>> BEGIN Data lines
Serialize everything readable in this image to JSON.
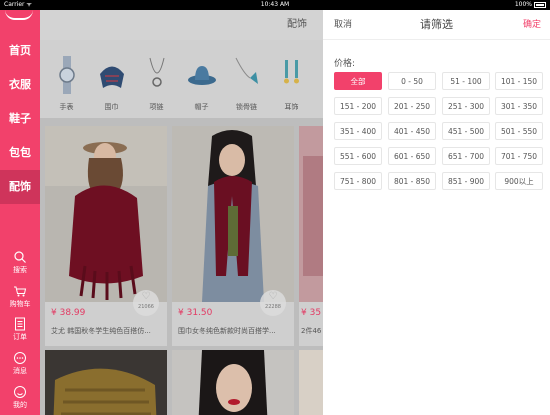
{
  "status_bar": {
    "carrier": "Carrier ᯤ",
    "time": "10:43 AM",
    "battery": "100%"
  },
  "sidebar": {
    "categories": [
      {
        "label": "首页"
      },
      {
        "label": "衣服"
      },
      {
        "label": "鞋子"
      },
      {
        "label": "包包"
      },
      {
        "label": "配饰",
        "active": true
      }
    ],
    "tools": [
      {
        "label": "搜索",
        "icon": "search-icon"
      },
      {
        "label": "购物车",
        "icon": "cart-icon"
      },
      {
        "label": "订单",
        "icon": "order-icon"
      },
      {
        "label": "消息",
        "icon": "message-icon"
      },
      {
        "label": "我的",
        "icon": "profile-icon"
      }
    ]
  },
  "main": {
    "title": "配饰",
    "category_strip": [
      {
        "label": "手表",
        "icon": "watch-icon"
      },
      {
        "label": "围巾",
        "icon": "scarf-icon"
      },
      {
        "label": "项链",
        "icon": "necklace-icon"
      },
      {
        "label": "帽子",
        "icon": "hat-icon"
      },
      {
        "label": "锁骨链",
        "icon": "pendant-icon"
      },
      {
        "label": "耳饰",
        "icon": "earring-icon"
      }
    ],
    "products": [
      {
        "price": "¥ 38.99",
        "likes": "21066",
        "desc": "艾尤 韩国秋冬学生纯色百搭仿..."
      },
      {
        "price": "¥ 31.50",
        "likes": "22288",
        "desc": "围巾女冬纯色新款时尚百搭学..."
      },
      {
        "price": "¥ 35",
        "likes": "",
        "desc": "2件46"
      }
    ]
  },
  "filter": {
    "cancel": "取消",
    "title": "请筛选",
    "confirm": "确定",
    "price_label": "价格:",
    "options": [
      "全部",
      "0 - 50",
      "51 - 100",
      "101 - 150",
      "151 - 200",
      "201 - 250",
      "251 - 300",
      "301 - 350",
      "351 - 400",
      "401 - 450",
      "451 - 500",
      "501 - 550",
      "551 - 600",
      "601 - 650",
      "651 - 700",
      "701 - 750",
      "751 - 800",
      "801 - 850",
      "851 - 900",
      "900以上"
    ],
    "selected_index": 0,
    "accent_color": "#f2416b"
  }
}
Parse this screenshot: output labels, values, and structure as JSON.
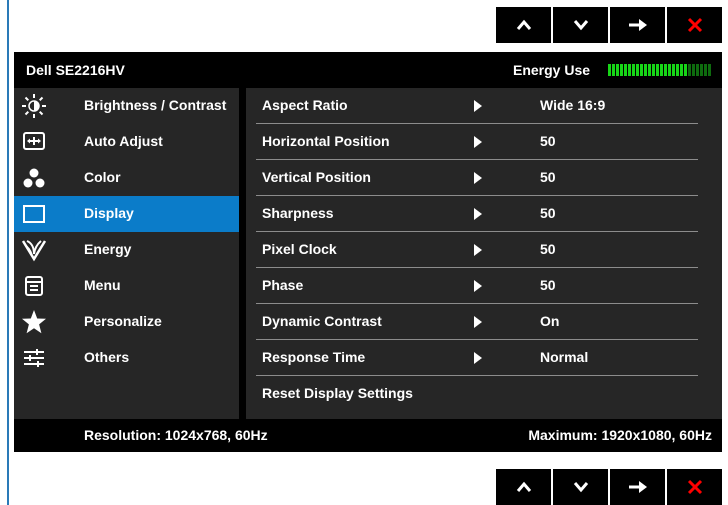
{
  "nav_buttons": {
    "up_icon": "up-chevron-icon",
    "down_icon": "down-chevron-icon",
    "enter_icon": "right-arrow-icon",
    "exit_icon": "close-x-icon"
  },
  "osd": {
    "model": "Dell SE2216HV",
    "energy_label": "Energy Use",
    "energy_level": 0.78,
    "colors": {
      "accent": "#0b7cc9",
      "energy_on": "#17d517",
      "energy_off": "#0e6b0e",
      "exit": "#ff0000",
      "panel": "#262626"
    }
  },
  "menu": {
    "items": [
      {
        "label": "Brightness / Contrast",
        "icon": "brightness-sun-icon"
      },
      {
        "label": "Auto Adjust",
        "icon": "auto-adjust-icon"
      },
      {
        "label": "Color",
        "icon": "color-dots-icon"
      },
      {
        "label": "Display",
        "icon": "display-monitor-icon"
      },
      {
        "label": "Energy",
        "icon": "energy-leaf-icon"
      },
      {
        "label": "Menu",
        "icon": "menu-list-icon"
      },
      {
        "label": "Personalize",
        "icon": "star-icon"
      },
      {
        "label": "Others",
        "icon": "sliders-icon"
      }
    ],
    "active_index": 3
  },
  "settings": {
    "rows": [
      {
        "name": "Aspect Ratio",
        "value": "Wide 16:9"
      },
      {
        "name": "Horizontal Position",
        "value": "50"
      },
      {
        "name": "Vertical Position",
        "value": "50"
      },
      {
        "name": "Sharpness",
        "value": "50"
      },
      {
        "name": "Pixel Clock",
        "value": "50"
      },
      {
        "name": "Phase",
        "value": "50"
      },
      {
        "name": "Dynamic Contrast",
        "value": "On"
      },
      {
        "name": "Response Time",
        "value": "Normal"
      }
    ],
    "reset_label": "Reset Display Settings"
  },
  "footer": {
    "resolution": "Resolution: 1024x768, 60Hz",
    "maximum": "Maximum: 1920x1080, 60Hz"
  }
}
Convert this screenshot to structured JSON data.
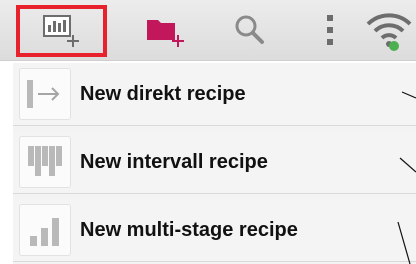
{
  "toolbar": {
    "buttons": [
      {
        "name": "new-recipe-icon",
        "highlighted": true
      },
      {
        "name": "new-folder-icon"
      },
      {
        "name": "search-icon"
      },
      {
        "name": "overflow-menu-icon"
      },
      {
        "name": "wifi-icon"
      }
    ],
    "highlight_color": "#e8222d",
    "folder_color": "#c2185b",
    "wifi_badge_color": "#4caf50"
  },
  "menu": {
    "items": [
      {
        "label": "New direkt recipe",
        "icon": "direct-recipe-icon"
      },
      {
        "label": "New intervall recipe",
        "icon": "interval-recipe-icon"
      },
      {
        "label": "New multi-stage recipe",
        "icon": "multi-stage-recipe-icon"
      }
    ]
  }
}
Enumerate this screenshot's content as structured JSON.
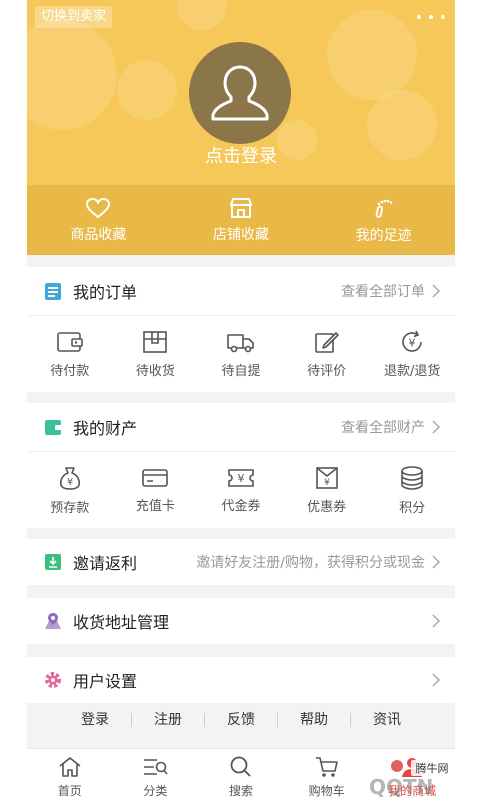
{
  "header": {
    "switch_label": "切换到卖家",
    "login_label": "点击登录",
    "shortcuts": [
      {
        "label": "商品收藏",
        "icon": "heart-icon"
      },
      {
        "label": "店铺收藏",
        "icon": "store-icon"
      },
      {
        "label": "我的足迹",
        "icon": "footprint-icon"
      }
    ]
  },
  "orders": {
    "title": "我的订单",
    "link": "查看全部订单",
    "items": [
      {
        "label": "待付款",
        "icon": "wallet-icon"
      },
      {
        "label": "待收货",
        "icon": "package-icon"
      },
      {
        "label": "待自提",
        "icon": "truck-icon"
      },
      {
        "label": "待评价",
        "icon": "edit-icon"
      },
      {
        "label": "退款/退货",
        "icon": "refund-icon"
      }
    ]
  },
  "assets": {
    "title": "我的财产",
    "link": "查看全部财产",
    "items": [
      {
        "label": "预存款",
        "icon": "money-bag-icon"
      },
      {
        "label": "充值卡",
        "icon": "card-icon"
      },
      {
        "label": "代金券",
        "icon": "voucher-icon"
      },
      {
        "label": "优惠券",
        "icon": "coupon-icon"
      },
      {
        "label": "积分",
        "icon": "coins-icon"
      }
    ]
  },
  "invite": {
    "title": "邀请返利",
    "desc": "邀请好友注册/购物，获得积分或现金"
  },
  "address": {
    "title": "收货地址管理"
  },
  "settings": {
    "title": "用户设置"
  },
  "footer_links": [
    "登录",
    "注册",
    "反馈",
    "帮助",
    "资讯"
  ],
  "tabbar": [
    {
      "label": "首页",
      "icon": "home-icon"
    },
    {
      "label": "分类",
      "icon": "category-icon"
    },
    {
      "label": "搜索",
      "icon": "search-icon"
    },
    {
      "label": "购物车",
      "icon": "cart-icon"
    },
    {
      "label": "我的商城",
      "icon": "user-icon",
      "active": true
    }
  ],
  "watermark": {
    "brand": "腾牛网",
    "logo_text": "QQTN.com"
  },
  "colors": {
    "header": "#f6c85a",
    "header_bar": "#e9b947",
    "avatar": "#8a7648",
    "active_tab": "#e84545"
  }
}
>> END Data lines
■ Aim of the exercise ■
Repeat the data exactly, dropping every picture it holds.

■ Solution below ■
Serialize everything readable in this image to JSON.
{
  "status_bar": {
    "carrier": "Carrier ᯤ",
    "time": "10:43 AM",
    "battery": "100%"
  },
  "sidebar": {
    "categories": [
      {
        "label": "首页"
      },
      {
        "label": "衣服"
      },
      {
        "label": "鞋子"
      },
      {
        "label": "包包"
      },
      {
        "label": "配饰",
        "active": true
      }
    ],
    "tools": [
      {
        "label": "搜索",
        "icon": "search-icon"
      },
      {
        "label": "购物车",
        "icon": "cart-icon"
      },
      {
        "label": "订单",
        "icon": "order-icon"
      },
      {
        "label": "消息",
        "icon": "message-icon"
      },
      {
        "label": "我的",
        "icon": "profile-icon"
      }
    ]
  },
  "main": {
    "title": "配饰",
    "category_strip": [
      {
        "label": "手表",
        "icon": "watch-icon"
      },
      {
        "label": "围巾",
        "icon": "scarf-icon"
      },
      {
        "label": "项链",
        "icon": "necklace-icon"
      },
      {
        "label": "帽子",
        "icon": "hat-icon"
      },
      {
        "label": "锁骨链",
        "icon": "pendant-icon"
      },
      {
        "label": "耳饰",
        "icon": "earring-icon"
      }
    ],
    "products": [
      {
        "price": "¥ 38.99",
        "likes": "21066",
        "desc": "艾尤 韩国秋冬学生纯色百搭仿..."
      },
      {
        "price": "¥ 31.50",
        "likes": "22288",
        "desc": "围巾女冬纯色新款时尚百搭学..."
      },
      {
        "price": "¥ 35",
        "likes": "",
        "desc": "2件46"
      }
    ]
  },
  "filter": {
    "cancel": "取消",
    "title": "请筛选",
    "confirm": "确定",
    "price_label": "价格:",
    "options": [
      "全部",
      "0 - 50",
      "51 - 100",
      "101 - 150",
      "151 - 200",
      "201 - 250",
      "251 - 300",
      "301 - 350",
      "351 - 400",
      "401 - 450",
      "451 - 500",
      "501 - 550",
      "551 - 600",
      "601 - 650",
      "651 - 700",
      "701 - 750",
      "751 - 800",
      "801 - 850",
      "851 - 900",
      "900以上"
    ],
    "selected_index": 0,
    "accent_color": "#f2416b"
  }
}
Parse this screenshot: output labels, values, and structure as JSON.
{
  "nav_buttons": {
    "up_icon": "up-chevron-icon",
    "down_icon": "down-chevron-icon",
    "enter_icon": "right-arrow-icon",
    "exit_icon": "close-x-icon"
  },
  "osd": {
    "model": "Dell SE2216HV",
    "energy_label": "Energy Use",
    "energy_level": 0.78,
    "colors": {
      "accent": "#0b7cc9",
      "energy_on": "#17d517",
      "energy_off": "#0e6b0e",
      "exit": "#ff0000",
      "panel": "#262626"
    }
  },
  "menu": {
    "items": [
      {
        "label": "Brightness / Contrast",
        "icon": "brightness-sun-icon"
      },
      {
        "label": "Auto Adjust",
        "icon": "auto-adjust-icon"
      },
      {
        "label": "Color",
        "icon": "color-dots-icon"
      },
      {
        "label": "Display",
        "icon": "display-monitor-icon"
      },
      {
        "label": "Energy",
        "icon": "energy-leaf-icon"
      },
      {
        "label": "Menu",
        "icon": "menu-list-icon"
      },
      {
        "label": "Personalize",
        "icon": "star-icon"
      },
      {
        "label": "Others",
        "icon": "sliders-icon"
      }
    ],
    "active_index": 3
  },
  "settings": {
    "rows": [
      {
        "name": "Aspect Ratio",
        "value": "Wide 16:9"
      },
      {
        "name": "Horizontal Position",
        "value": "50"
      },
      {
        "name": "Vertical Position",
        "value": "50"
      },
      {
        "name": "Sharpness",
        "value": "50"
      },
      {
        "name": "Pixel Clock",
        "value": "50"
      },
      {
        "name": "Phase",
        "value": "50"
      },
      {
        "name": "Dynamic Contrast",
        "value": "On"
      },
      {
        "name": "Response Time",
        "value": "Normal"
      }
    ],
    "reset_label": "Reset Display Settings"
  },
  "footer": {
    "resolution": "Resolution: 1024x768, 60Hz",
    "maximum": "Maximum: 1920x1080, 60Hz"
  }
}
Convert this screenshot to structured JSON data.
{
  "toolbar": {
    "buttons": [
      {
        "name": "new-recipe-icon",
        "highlighted": true
      },
      {
        "name": "new-folder-icon"
      },
      {
        "name": "search-icon"
      },
      {
        "name": "overflow-menu-icon"
      },
      {
        "name": "wifi-icon"
      }
    ],
    "highlight_color": "#e8222d",
    "folder_color": "#c2185b",
    "wifi_badge_color": "#4caf50"
  },
  "menu": {
    "items": [
      {
        "label": "New direkt recipe",
        "icon": "direct-recipe-icon"
      },
      {
        "label": "New intervall recipe",
        "icon": "interval-recipe-icon"
      },
      {
        "label": "New multi-stage recipe",
        "icon": "multi-stage-recipe-icon"
      }
    ]
  }
}
Enumerate this screenshot's content as structured JSON.
{
  "header": {
    "switch_label": "切换到卖家",
    "login_label": "点击登录",
    "shortcuts": [
      {
        "label": "商品收藏",
        "icon": "heart-icon"
      },
      {
        "label": "店铺收藏",
        "icon": "store-icon"
      },
      {
        "label": "我的足迹",
        "icon": "footprint-icon"
      }
    ]
  },
  "orders": {
    "title": "我的订单",
    "link": "查看全部订单",
    "items": [
      {
        "label": "待付款",
        "icon": "wallet-icon"
      },
      {
        "label": "待收货",
        "icon": "package-icon"
      },
      {
        "label": "待自提",
        "icon": "truck-icon"
      },
      {
        "label": "待评价",
        "icon": "edit-icon"
      },
      {
        "label": "退款/退货",
        "icon": "refund-icon"
      }
    ]
  },
  "assets": {
    "title": "我的财产",
    "link": "查看全部财产",
    "items": [
      {
        "label": "预存款",
        "icon": "money-bag-icon"
      },
      {
        "label": "充值卡",
        "icon": "card-icon"
      },
      {
        "label": "代金券",
        "icon": "voucher-icon"
      },
      {
        "label": "优惠券",
        "icon": "coupon-icon"
      },
      {
        "label": "积分",
        "icon": "coins-icon"
      }
    ]
  },
  "invite": {
    "title": "邀请返利",
    "desc": "邀请好友注册/购物，获得积分或现金"
  },
  "address": {
    "title": "收货地址管理"
  },
  "settings": {
    "title": "用户设置"
  },
  "footer_links": [
    "登录",
    "注册",
    "反馈",
    "帮助",
    "资讯"
  ],
  "tabbar": [
    {
      "label": "首页",
      "icon": "home-icon"
    },
    {
      "label": "分类",
      "icon": "category-icon"
    },
    {
      "label": "搜索",
      "icon": "search-icon"
    },
    {
      "label": "购物车",
      "icon": "cart-icon"
    },
    {
      "label": "我的商城",
      "icon": "user-icon",
      "active": true
    }
  ],
  "watermark": {
    "brand": "腾牛网",
    "logo_text": "QQTN.com"
  },
  "colors": {
    "header": "#f6c85a",
    "header_bar": "#e9b947",
    "avatar": "#8a7648",
    "active_tab": "#e84545"
  }
}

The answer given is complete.